Your task = For each line below that contains the string "this", copy that line.

Task material =
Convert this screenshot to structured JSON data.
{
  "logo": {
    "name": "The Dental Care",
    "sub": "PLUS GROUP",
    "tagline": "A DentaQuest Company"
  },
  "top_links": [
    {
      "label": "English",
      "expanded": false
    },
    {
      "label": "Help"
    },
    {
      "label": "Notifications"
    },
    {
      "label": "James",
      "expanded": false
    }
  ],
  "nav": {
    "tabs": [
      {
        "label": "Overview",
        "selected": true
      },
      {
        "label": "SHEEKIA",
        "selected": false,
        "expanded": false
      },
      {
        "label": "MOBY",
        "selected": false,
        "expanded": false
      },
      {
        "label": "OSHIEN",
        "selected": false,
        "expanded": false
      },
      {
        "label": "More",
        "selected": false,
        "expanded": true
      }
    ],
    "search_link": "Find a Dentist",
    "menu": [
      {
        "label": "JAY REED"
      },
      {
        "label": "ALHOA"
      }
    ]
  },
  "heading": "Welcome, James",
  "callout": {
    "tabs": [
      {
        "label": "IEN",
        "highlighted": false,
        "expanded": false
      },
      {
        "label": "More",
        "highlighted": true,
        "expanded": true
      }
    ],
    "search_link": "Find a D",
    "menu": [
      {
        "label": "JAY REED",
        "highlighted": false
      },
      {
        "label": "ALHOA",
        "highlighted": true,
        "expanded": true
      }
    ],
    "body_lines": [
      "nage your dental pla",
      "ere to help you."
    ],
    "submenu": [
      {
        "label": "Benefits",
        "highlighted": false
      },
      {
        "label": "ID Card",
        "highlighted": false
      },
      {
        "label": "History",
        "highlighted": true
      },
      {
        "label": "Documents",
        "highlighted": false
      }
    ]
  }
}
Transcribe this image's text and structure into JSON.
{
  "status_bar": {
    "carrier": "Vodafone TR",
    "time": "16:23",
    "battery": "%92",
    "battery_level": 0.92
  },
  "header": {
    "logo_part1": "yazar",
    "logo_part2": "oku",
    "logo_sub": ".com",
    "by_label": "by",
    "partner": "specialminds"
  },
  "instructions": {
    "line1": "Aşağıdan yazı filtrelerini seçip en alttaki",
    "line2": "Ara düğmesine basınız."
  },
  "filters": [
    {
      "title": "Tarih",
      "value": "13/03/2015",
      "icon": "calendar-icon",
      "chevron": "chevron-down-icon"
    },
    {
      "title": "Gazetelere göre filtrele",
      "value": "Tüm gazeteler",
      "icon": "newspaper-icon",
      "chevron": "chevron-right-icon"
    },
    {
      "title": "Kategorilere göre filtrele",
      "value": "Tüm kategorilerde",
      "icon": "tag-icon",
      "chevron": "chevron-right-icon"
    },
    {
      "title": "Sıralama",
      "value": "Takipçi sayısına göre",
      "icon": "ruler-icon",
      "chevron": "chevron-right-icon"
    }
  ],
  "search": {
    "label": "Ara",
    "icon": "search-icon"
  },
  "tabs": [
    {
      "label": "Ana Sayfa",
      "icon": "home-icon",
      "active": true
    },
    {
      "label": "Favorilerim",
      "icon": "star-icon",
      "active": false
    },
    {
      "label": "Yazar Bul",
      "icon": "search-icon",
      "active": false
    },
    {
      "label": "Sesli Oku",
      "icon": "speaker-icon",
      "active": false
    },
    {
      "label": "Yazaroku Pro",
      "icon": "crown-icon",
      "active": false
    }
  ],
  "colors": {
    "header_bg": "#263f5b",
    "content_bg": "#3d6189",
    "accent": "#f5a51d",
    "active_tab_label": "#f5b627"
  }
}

Answer =
Convert this screenshot to structured JSON data.
Transcribe this image's text and structure into JSON.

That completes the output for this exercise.